Extract the listing below in full, unchanged.

Dataset items:

====================

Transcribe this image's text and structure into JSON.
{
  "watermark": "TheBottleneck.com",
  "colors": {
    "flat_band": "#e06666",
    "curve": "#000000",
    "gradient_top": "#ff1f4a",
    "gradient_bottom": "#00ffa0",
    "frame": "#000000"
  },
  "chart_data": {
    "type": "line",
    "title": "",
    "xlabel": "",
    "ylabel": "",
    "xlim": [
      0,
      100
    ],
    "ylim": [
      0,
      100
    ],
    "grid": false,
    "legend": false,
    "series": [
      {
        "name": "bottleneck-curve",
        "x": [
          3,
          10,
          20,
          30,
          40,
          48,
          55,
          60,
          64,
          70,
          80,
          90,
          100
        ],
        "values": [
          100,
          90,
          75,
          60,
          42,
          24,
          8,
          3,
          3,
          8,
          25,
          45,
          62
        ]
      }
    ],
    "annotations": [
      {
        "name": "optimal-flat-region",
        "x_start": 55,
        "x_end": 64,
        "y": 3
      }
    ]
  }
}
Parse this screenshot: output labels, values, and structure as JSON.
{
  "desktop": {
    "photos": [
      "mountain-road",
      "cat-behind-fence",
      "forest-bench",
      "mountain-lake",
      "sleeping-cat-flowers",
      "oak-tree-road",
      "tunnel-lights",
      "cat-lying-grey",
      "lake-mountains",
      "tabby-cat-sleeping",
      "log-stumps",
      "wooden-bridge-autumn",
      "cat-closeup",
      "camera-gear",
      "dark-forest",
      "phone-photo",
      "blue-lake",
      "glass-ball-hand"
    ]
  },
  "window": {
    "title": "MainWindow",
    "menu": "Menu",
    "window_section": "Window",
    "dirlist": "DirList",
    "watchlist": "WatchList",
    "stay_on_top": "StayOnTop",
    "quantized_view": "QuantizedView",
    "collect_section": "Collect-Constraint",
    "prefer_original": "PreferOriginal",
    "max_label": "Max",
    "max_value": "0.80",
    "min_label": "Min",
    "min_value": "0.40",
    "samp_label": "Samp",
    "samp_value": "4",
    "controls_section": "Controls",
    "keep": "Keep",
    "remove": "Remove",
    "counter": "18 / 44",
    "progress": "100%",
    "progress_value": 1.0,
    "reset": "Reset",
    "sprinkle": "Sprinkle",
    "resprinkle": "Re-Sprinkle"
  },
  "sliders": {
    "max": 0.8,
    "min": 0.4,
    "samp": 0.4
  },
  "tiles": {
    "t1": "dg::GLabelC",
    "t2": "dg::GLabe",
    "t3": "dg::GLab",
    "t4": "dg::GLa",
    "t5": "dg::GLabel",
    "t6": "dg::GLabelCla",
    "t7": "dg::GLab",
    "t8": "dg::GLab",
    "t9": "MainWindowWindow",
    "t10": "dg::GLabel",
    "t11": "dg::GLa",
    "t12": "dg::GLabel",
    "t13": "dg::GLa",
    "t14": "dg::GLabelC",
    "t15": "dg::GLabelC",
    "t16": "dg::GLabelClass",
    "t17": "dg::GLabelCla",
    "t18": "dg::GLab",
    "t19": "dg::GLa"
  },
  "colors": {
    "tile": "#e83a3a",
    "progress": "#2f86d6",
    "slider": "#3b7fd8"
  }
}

====================

— Correct response —
Transcribe this image's text and structure into JSON.
{
  "watermark": "TheBottleneck.com",
  "colors": {
    "flat_band": "#e06666",
    "curve": "#000000",
    "gradient_top": "#ff1f4a",
    "gradient_bottom": "#00ffa0",
    "frame": "#000000"
  },
  "chart_data": {
    "type": "line",
    "title": "",
    "xlabel": "",
    "ylabel": "",
    "xlim": [
      0,
      100
    ],
    "ylim": [
      0,
      100
    ],
    "grid": false,
    "legend": false,
    "series": [
      {
        "name": "bottleneck-curve",
        "x": [
          3,
          10,
          20,
          30,
          40,
          48,
          55,
          60,
          64,
          70,
          80,
          90,
          100
        ],
        "values": [
          100,
          90,
          75,
          60,
          42,
          24,
          8,
          3,
          3,
          8,
          25,
          45,
          62
        ]
      }
    ],
    "annotations": [
      {
        "name": "optimal-flat-region",
        "x_start": 55,
        "x_end": 64,
        "y": 3
      }
    ]
  }
}
Parse this screenshot: output labels, values, and structure as JSON.
{
  "desktop": {
    "photos": [
      "mountain-road",
      "cat-behind-fence",
      "forest-bench",
      "mountain-lake",
      "sleeping-cat-flowers",
      "oak-tree-road",
      "tunnel-lights",
      "cat-lying-grey",
      "lake-mountains",
      "tabby-cat-sleeping",
      "log-stumps",
      "wooden-bridge-autumn",
      "cat-closeup",
      "camera-gear",
      "dark-forest",
      "phone-photo",
      "blue-lake",
      "glass-ball-hand"
    ]
  },
  "window": {
    "title": "MainWindow",
    "menu": "Menu",
    "window_section": "Window",
    "dirlist": "DirList",
    "watchlist": "WatchList",
    "stay_on_top": "StayOnTop",
    "quantized_view": "QuantizedView",
    "collect_section": "Collect-Constraint",
    "prefer_original": "PreferOriginal",
    "max_label": "Max",
    "max_value": "0.80",
    "min_label": "Min",
    "min_value": "0.40",
    "samp_label": "Samp",
    "samp_value": "4",
    "controls_section": "Controls",
    "keep": "Keep",
    "remove": "Remove",
    "counter": "18 / 44",
    "progress": "100%",
    "progress_value": 1.0,
    "reset": "Reset",
    "sprinkle": "Sprinkle",
    "resprinkle": "Re-Sprinkle"
  },
  "sliders": {
    "max": 0.8,
    "min": 0.4,
    "samp": 0.4
  },
  "tiles": {
    "t1": "dg::GLabelC",
    "t2": "dg::GLabe",
    "t3": "dg::GLab",
    "t4": "dg::GLa",
    "t5": "dg::GLabel",
    "t6": "dg::GLabelCla",
    "t7": "dg::GLab",
    "t8": "dg::GLab",
    "t9": "MainWindowWindow",
    "t10": "dg::GLabel",
    "t11": "dg::GLa",
    "t12": "dg::GLabel",
    "t13": "dg::GLa",
    "t14": "dg::GLabelC",
    "t15": "dg::GLabelC",
    "t16": "dg::GLabelClass",
    "t17": "dg::GLabelCla",
    "t18": "dg::GLab",
    "t19": "dg::GLa"
  },
  "colors": {
    "tile": "#e83a3a",
    "progress": "#2f86d6",
    "slider": "#3b7fd8"
  }
}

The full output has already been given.